● **What you will do**
Can you copy out the data exactly? Leave the images out.

● **Records to process**
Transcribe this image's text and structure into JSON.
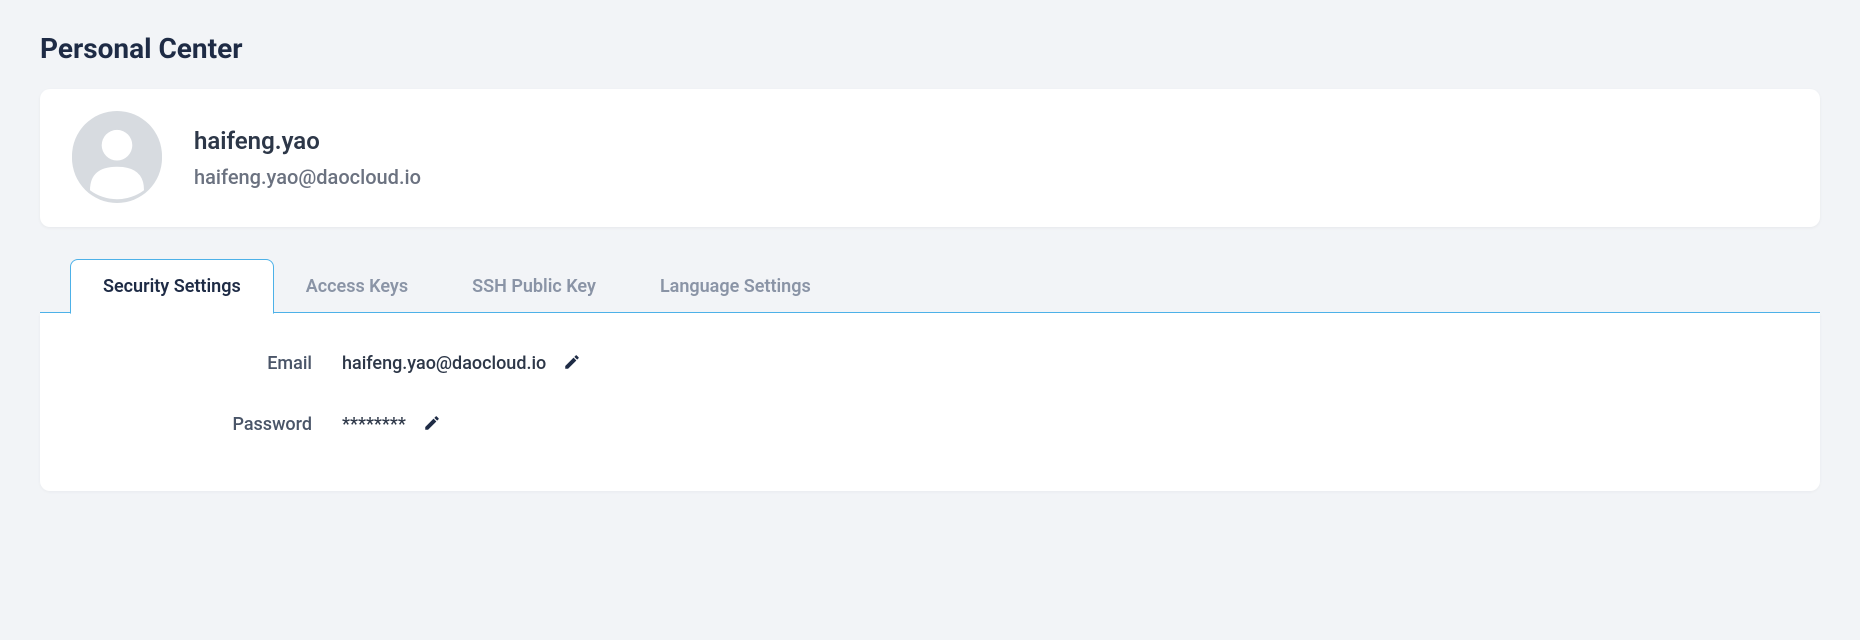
{
  "page": {
    "title": "Personal Center"
  },
  "profile": {
    "name": "haifeng.yao",
    "email": "haifeng.yao@daocloud.io"
  },
  "tabs": [
    {
      "label": "Security Settings",
      "active": true
    },
    {
      "label": "Access Keys",
      "active": false
    },
    {
      "label": "SSH Public Key",
      "active": false
    },
    {
      "label": "Language Settings",
      "active": false
    }
  ],
  "security": {
    "email_label": "Email",
    "email_value": "haifeng.yao@daocloud.io",
    "password_label": "Password",
    "password_value": "********"
  }
}
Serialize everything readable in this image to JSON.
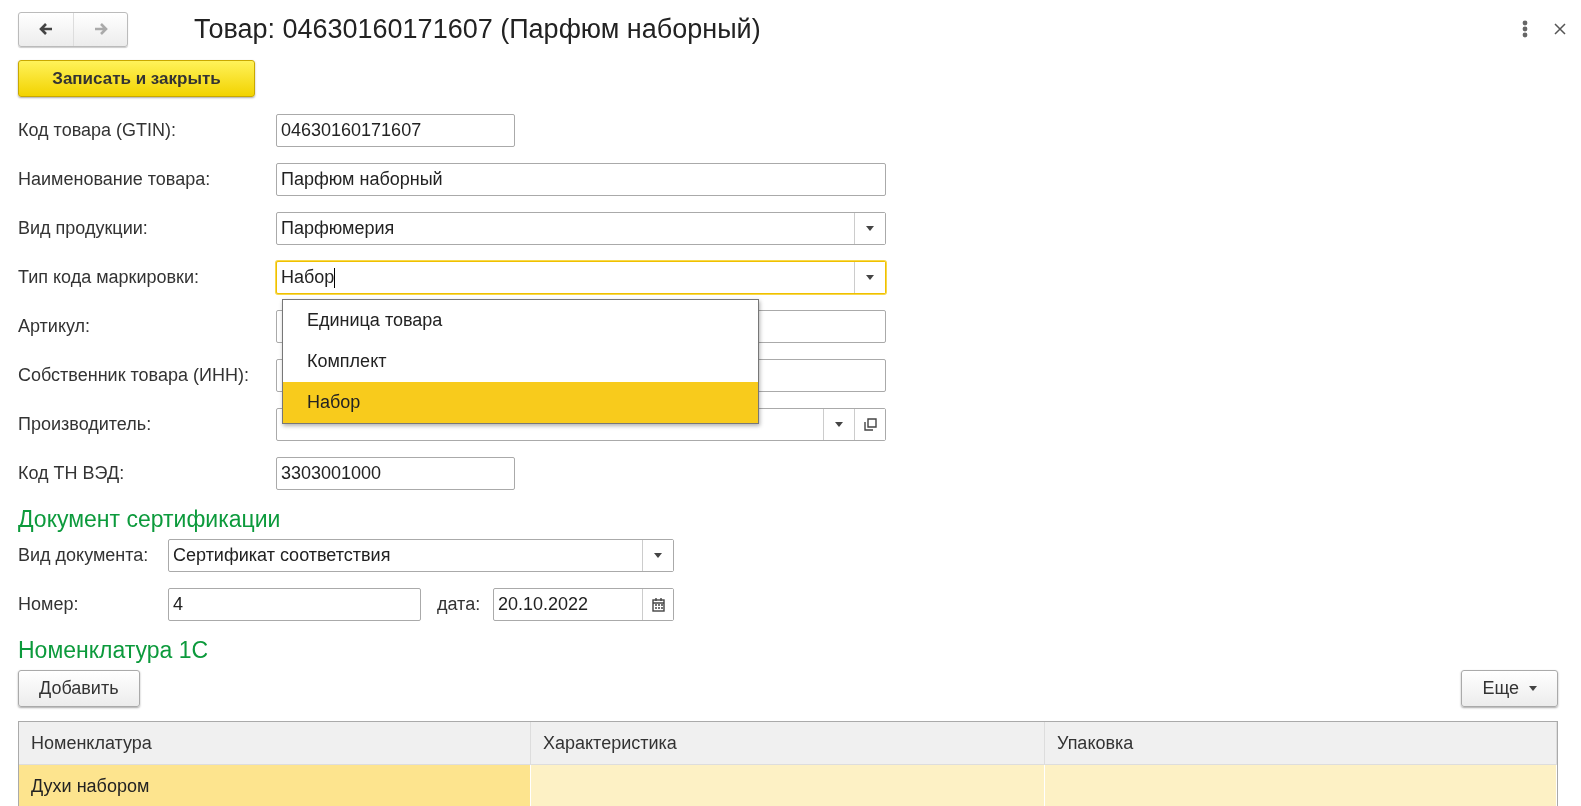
{
  "header": {
    "nav": [
      {
        "kind": "back",
        "disabled": false
      },
      {
        "kind": "forward",
        "disabled": true
      }
    ],
    "title": "Товар: 04630160171607 (Парфюм наборный)"
  },
  "toolbar": {
    "save_button": "Записать и закрыть"
  },
  "fields": [
    {
      "label": "Код товара (GTIN):",
      "value": "04630160171607",
      "kind": "short_text",
      "focused": false
    },
    {
      "label": "Наименование товара:",
      "value": "Парфюм наборный",
      "kind": "text",
      "focused": false
    },
    {
      "label": "Вид продукции:",
      "value": "Парфюмерия",
      "kind": "select",
      "focused": false
    },
    {
      "label": "Тип кода маркировки:",
      "value": "Набор",
      "kind": "select",
      "focused": true,
      "options": [
        {
          "label": "Единица товара",
          "selected": false
        },
        {
          "label": "Комплект",
          "selected": false
        },
        {
          "label": "Набор",
          "selected": true
        }
      ]
    },
    {
      "label": "Артикул:",
      "kind": "text",
      "focused": false
    },
    {
      "label": "Собственник товара (ИНН):",
      "kind": "text",
      "focused": false
    },
    {
      "label": "Производитель:",
      "kind": "select_link",
      "focused": false
    },
    {
      "label": "Код ТН ВЭД:",
      "value": "3303001000",
      "kind": "short_text",
      "focused": false
    }
  ],
  "certificate": {
    "heading": "Документ сертификации",
    "doc_type": {
      "label": "Вид документа:",
      "value": "Сертификат соответствия"
    },
    "number": {
      "label": "Номер:",
      "value": "4"
    },
    "date": {
      "label": "дата:",
      "value": "20.10.2022"
    }
  },
  "nomenclature": {
    "heading": "Номенклатура 1С",
    "add_button": "Добавить",
    "more_button": "Еще",
    "table": {
      "columns": [
        "Номенклатура",
        "Характеристика",
        "Упаковка"
      ],
      "rows": [
        {
          "nomenclature": "Духи набором",
          "selected": true
        }
      ]
    }
  }
}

● **Task response**
Transcribe this image's text and structure into JSON.
{
  "page": {
    "title": "Personal Center"
  },
  "profile": {
    "name": "haifeng.yao",
    "email": "haifeng.yao@daocloud.io"
  },
  "tabs": [
    {
      "label": "Security Settings",
      "active": true
    },
    {
      "label": "Access Keys",
      "active": false
    },
    {
      "label": "SSH Public Key",
      "active": false
    },
    {
      "label": "Language Settings",
      "active": false
    }
  ],
  "security": {
    "email_label": "Email",
    "email_value": "haifeng.yao@daocloud.io",
    "password_label": "Password",
    "password_value": "********"
  }
}
Serialize everything readable in this image to JSON.
{
  "header": {
    "nav": [
      {
        "kind": "back",
        "disabled": false
      },
      {
        "kind": "forward",
        "disabled": true
      }
    ],
    "title": "Товар: 04630160171607 (Парфюм наборный)"
  },
  "toolbar": {
    "save_button": "Записать и закрыть"
  },
  "fields": [
    {
      "label": "Код товара (GTIN):",
      "value": "04630160171607",
      "kind": "short_text",
      "focused": false
    },
    {
      "label": "Наименование товара:",
      "value": "Парфюм наборный",
      "kind": "text",
      "focused": false
    },
    {
      "label": "Вид продукции:",
      "value": "Парфюмерия",
      "kind": "select",
      "focused": false
    },
    {
      "label": "Тип кода маркировки:",
      "value": "Набор",
      "kind": "select",
      "focused": true,
      "options": [
        {
          "label": "Единица товара",
          "selected": false
        },
        {
          "label": "Комплект",
          "selected": false
        },
        {
          "label": "Набор",
          "selected": true
        }
      ]
    },
    {
      "label": "Артикул:",
      "kind": "text",
      "focused": false
    },
    {
      "label": "Собственник товара (ИНН):",
      "kind": "text",
      "focused": false
    },
    {
      "label": "Производитель:",
      "kind": "select_link",
      "focused": false
    },
    {
      "label": "Код ТН ВЭД:",
      "value": "3303001000",
      "kind": "short_text",
      "focused": false
    }
  ],
  "certificate": {
    "heading": "Документ сертификации",
    "doc_type": {
      "label": "Вид документа:",
      "value": "Сертификат соответствия"
    },
    "number": {
      "label": "Номер:",
      "value": "4"
    },
    "date": {
      "label": "дата:",
      "value": "20.10.2022"
    }
  },
  "nomenclature": {
    "heading": "Номенклатура 1С",
    "add_button": "Добавить",
    "more_button": "Еще",
    "table": {
      "columns": [
        "Номенклатура",
        "Характеристика",
        "Упаковка"
      ],
      "rows": [
        {
          "nomenclature": "Духи набором",
          "selected": true
        }
      ]
    }
  }
}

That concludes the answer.